### EXERCISE INSTRUCTIONS
Exactly reproduce each record listed below.
** MATERIAL SHOWN follows **
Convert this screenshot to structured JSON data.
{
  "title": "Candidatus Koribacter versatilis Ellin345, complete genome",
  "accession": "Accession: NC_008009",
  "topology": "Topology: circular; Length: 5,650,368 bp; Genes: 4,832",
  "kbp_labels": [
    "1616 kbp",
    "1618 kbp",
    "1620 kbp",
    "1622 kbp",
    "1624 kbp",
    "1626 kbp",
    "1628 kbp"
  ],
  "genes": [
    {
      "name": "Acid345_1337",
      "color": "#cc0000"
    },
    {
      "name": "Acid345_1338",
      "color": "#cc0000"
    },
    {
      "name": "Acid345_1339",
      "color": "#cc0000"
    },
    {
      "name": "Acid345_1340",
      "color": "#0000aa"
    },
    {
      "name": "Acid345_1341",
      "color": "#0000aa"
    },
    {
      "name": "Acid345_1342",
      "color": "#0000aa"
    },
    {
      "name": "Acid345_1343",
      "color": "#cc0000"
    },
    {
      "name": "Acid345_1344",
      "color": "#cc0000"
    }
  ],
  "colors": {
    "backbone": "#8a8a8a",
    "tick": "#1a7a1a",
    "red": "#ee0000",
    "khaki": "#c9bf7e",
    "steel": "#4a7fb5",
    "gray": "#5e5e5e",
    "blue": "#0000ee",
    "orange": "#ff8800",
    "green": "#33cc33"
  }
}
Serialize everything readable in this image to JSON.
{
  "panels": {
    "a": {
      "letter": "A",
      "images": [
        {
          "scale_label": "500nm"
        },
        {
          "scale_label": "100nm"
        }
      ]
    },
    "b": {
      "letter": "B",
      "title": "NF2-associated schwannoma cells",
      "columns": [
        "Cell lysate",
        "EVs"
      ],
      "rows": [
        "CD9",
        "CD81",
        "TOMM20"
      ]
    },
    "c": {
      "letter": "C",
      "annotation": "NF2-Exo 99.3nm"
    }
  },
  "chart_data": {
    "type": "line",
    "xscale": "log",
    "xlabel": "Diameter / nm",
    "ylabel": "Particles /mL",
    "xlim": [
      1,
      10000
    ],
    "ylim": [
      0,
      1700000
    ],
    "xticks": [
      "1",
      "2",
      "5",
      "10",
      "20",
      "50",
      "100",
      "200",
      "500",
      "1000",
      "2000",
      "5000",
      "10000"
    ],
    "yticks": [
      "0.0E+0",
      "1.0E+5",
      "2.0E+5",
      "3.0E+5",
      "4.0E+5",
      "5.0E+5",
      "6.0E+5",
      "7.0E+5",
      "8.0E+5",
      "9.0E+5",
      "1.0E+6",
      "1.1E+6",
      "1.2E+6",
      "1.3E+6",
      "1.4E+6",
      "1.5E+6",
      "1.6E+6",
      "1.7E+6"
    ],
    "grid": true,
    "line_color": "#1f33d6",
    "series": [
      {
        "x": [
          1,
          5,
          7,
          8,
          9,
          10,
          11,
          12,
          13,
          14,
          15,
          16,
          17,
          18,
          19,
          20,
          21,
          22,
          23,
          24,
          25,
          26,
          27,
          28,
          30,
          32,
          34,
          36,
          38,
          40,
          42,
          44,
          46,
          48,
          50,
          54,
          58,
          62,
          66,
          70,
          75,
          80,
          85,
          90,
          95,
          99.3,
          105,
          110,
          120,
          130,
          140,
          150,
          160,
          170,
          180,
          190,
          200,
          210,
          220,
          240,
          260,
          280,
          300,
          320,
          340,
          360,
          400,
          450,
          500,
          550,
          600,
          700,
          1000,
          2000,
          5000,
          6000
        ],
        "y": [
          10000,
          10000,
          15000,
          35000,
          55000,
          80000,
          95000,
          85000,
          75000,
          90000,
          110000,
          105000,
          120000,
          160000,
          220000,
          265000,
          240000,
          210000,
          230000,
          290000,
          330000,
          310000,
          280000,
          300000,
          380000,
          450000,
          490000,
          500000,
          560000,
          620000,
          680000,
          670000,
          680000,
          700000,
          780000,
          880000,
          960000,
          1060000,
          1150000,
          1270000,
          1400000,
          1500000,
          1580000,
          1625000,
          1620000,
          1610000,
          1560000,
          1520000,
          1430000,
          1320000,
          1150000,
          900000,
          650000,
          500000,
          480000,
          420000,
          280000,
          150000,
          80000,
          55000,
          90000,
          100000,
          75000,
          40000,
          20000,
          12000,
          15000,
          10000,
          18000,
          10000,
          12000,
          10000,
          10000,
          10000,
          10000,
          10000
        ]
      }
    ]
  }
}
** End of MATERIAL SHOWN **
### RESPONSE
Convert this screenshot to structured JSON data.
{
  "title": "Candidatus Koribacter versatilis Ellin345, complete genome",
  "accession": "Accession: NC_008009",
  "topology": "Topology: circular; Length: 5,650,368 bp; Genes: 4,832",
  "kbp_labels": [
    "1616 kbp",
    "1618 kbp",
    "1620 kbp",
    "1622 kbp",
    "1624 kbp",
    "1626 kbp",
    "1628 kbp"
  ],
  "genes": [
    {
      "name": "Acid345_1337",
      "color": "#cc0000"
    },
    {
      "name": "Acid345_1338",
      "color": "#cc0000"
    },
    {
      "name": "Acid345_1339",
      "color": "#cc0000"
    },
    {
      "name": "Acid345_1340",
      "color": "#0000aa"
    },
    {
      "name": "Acid345_1341",
      "color": "#0000aa"
    },
    {
      "name": "Acid345_1342",
      "color": "#0000aa"
    },
    {
      "name": "Acid345_1343",
      "color": "#cc0000"
    },
    {
      "name": "Acid345_1344",
      "color": "#cc0000"
    }
  ],
  "colors": {
    "backbone": "#8a8a8a",
    "tick": "#1a7a1a",
    "red": "#ee0000",
    "khaki": "#c9bf7e",
    "steel": "#4a7fb5",
    "gray": "#5e5e5e",
    "blue": "#0000ee",
    "orange": "#ff8800",
    "green": "#33cc33"
  }
}
Serialize everything readable in this image to JSON.
{
  "panels": {
    "a": {
      "letter": "A",
      "images": [
        {
          "scale_label": "500nm"
        },
        {
          "scale_label": "100nm"
        }
      ]
    },
    "b": {
      "letter": "B",
      "title": "NF2-associated schwannoma cells",
      "columns": [
        "Cell lysate",
        "EVs"
      ],
      "rows": [
        "CD9",
        "CD81",
        "TOMM20"
      ]
    },
    "c": {
      "letter": "C",
      "annotation": "NF2-Exo 99.3nm"
    }
  },
  "chart_data": {
    "type": "line",
    "xscale": "log",
    "xlabel": "Diameter / nm",
    "ylabel": "Particles /mL",
    "xlim": [
      1,
      10000
    ],
    "ylim": [
      0,
      1700000
    ],
    "xticks": [
      "1",
      "2",
      "5",
      "10",
      "20",
      "50",
      "100",
      "200",
      "500",
      "1000",
      "2000",
      "5000",
      "10000"
    ],
    "yticks": [
      "0.0E+0",
      "1.0E+5",
      "2.0E+5",
      "3.0E+5",
      "4.0E+5",
      "5.0E+5",
      "6.0E+5",
      "7.0E+5",
      "8.0E+5",
      "9.0E+5",
      "1.0E+6",
      "1.1E+6",
      "1.2E+6",
      "1.3E+6",
      "1.4E+6",
      "1.5E+6",
      "1.6E+6",
      "1.7E+6"
    ],
    "grid": true,
    "line_color": "#1f33d6",
    "series": [
      {
        "x": [
          1,
          5,
          7,
          8,
          9,
          10,
          11,
          12,
          13,
          14,
          15,
          16,
          17,
          18,
          19,
          20,
          21,
          22,
          23,
          24,
          25,
          26,
          27,
          28,
          30,
          32,
          34,
          36,
          38,
          40,
          42,
          44,
          46,
          48,
          50,
          54,
          58,
          62,
          66,
          70,
          75,
          80,
          85,
          90,
          95,
          99.3,
          105,
          110,
          120,
          130,
          140,
          150,
          160,
          170,
          180,
          190,
          200,
          210,
          220,
          240,
          260,
          280,
          300,
          320,
          340,
          360,
          400,
          450,
          500,
          550,
          600,
          700,
          1000,
          2000,
          5000,
          6000
        ],
        "y": [
          10000,
          10000,
          15000,
          35000,
          55000,
          80000,
          95000,
          85000,
          75000,
          90000,
          110000,
          105000,
          120000,
          160000,
          220000,
          265000,
          240000,
          210000,
          230000,
          290000,
          330000,
          310000,
          280000,
          300000,
          380000,
          450000,
          490000,
          500000,
          560000,
          620000,
          680000,
          670000,
          680000,
          700000,
          780000,
          880000,
          960000,
          1060000,
          1150000,
          1270000,
          1400000,
          1500000,
          1580000,
          1625000,
          1620000,
          1610000,
          1560000,
          1520000,
          1430000,
          1320000,
          1150000,
          900000,
          650000,
          500000,
          480000,
          420000,
          280000,
          150000,
          80000,
          55000,
          90000,
          100000,
          75000,
          40000,
          20000,
          12000,
          15000,
          10000,
          18000,
          10000,
          12000,
          10000,
          10000,
          10000,
          10000,
          10000
        ]
      }
    ]
  }
}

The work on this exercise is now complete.